WHAT YOU WILL DO: All lines in the data bearing the string "presence" should be identified and copied.

Items from a dataset:
* * *
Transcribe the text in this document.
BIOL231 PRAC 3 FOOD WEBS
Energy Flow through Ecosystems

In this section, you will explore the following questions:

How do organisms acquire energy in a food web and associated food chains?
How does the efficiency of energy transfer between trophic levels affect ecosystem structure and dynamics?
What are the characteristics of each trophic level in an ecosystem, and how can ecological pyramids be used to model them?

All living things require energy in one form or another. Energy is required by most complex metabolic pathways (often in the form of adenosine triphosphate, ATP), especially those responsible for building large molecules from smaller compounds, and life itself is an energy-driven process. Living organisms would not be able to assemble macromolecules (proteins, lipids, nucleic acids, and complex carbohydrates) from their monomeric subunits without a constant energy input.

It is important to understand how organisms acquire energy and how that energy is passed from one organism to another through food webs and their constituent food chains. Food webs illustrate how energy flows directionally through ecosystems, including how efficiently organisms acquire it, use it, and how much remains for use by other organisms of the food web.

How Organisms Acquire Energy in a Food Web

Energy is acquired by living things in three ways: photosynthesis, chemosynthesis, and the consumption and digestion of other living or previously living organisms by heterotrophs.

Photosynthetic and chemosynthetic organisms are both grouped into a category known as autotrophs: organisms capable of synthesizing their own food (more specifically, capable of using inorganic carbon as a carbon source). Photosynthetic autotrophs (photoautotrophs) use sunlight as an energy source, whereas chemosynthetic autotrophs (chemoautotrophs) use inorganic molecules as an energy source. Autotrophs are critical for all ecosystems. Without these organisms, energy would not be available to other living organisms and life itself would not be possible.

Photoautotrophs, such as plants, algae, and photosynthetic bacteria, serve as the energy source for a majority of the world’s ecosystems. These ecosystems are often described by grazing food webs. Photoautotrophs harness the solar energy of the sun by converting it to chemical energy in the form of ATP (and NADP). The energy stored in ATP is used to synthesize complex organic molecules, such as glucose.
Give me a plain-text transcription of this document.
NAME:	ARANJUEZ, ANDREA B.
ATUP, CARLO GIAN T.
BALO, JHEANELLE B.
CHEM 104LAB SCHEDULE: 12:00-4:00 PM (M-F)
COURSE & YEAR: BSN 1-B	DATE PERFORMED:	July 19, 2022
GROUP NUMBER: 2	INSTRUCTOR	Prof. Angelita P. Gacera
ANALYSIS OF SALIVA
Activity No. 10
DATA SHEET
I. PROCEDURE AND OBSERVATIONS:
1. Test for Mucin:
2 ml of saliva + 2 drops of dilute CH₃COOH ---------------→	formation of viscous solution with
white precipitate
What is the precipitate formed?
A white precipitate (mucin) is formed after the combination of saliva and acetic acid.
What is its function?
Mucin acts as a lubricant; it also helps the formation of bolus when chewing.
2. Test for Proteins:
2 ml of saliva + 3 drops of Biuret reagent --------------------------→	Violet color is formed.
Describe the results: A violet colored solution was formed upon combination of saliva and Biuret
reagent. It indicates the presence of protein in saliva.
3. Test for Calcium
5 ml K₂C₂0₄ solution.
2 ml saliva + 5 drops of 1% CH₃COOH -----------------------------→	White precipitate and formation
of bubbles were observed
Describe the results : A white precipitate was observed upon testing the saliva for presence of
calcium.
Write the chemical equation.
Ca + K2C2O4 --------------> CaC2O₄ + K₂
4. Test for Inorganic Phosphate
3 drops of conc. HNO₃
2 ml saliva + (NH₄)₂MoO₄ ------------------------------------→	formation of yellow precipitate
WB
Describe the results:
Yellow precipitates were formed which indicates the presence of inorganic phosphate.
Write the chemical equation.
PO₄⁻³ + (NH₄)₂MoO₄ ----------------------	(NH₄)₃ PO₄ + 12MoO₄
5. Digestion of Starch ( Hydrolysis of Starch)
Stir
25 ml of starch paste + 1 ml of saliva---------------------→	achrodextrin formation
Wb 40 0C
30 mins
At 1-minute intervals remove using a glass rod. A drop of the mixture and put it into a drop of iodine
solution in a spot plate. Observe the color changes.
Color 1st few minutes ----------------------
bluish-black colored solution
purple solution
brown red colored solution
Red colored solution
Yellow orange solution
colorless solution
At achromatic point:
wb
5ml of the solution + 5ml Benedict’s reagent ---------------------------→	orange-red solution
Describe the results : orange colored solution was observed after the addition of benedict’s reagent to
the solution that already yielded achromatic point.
* * *
EXERCISE RESULT:
reagent. It indicates the presence of protein in saliva.
Describe the results : A white precipitate was observed upon testing the saliva for presence of
Yellow precipitates were formed which indicates the presence of inorganic phosphate.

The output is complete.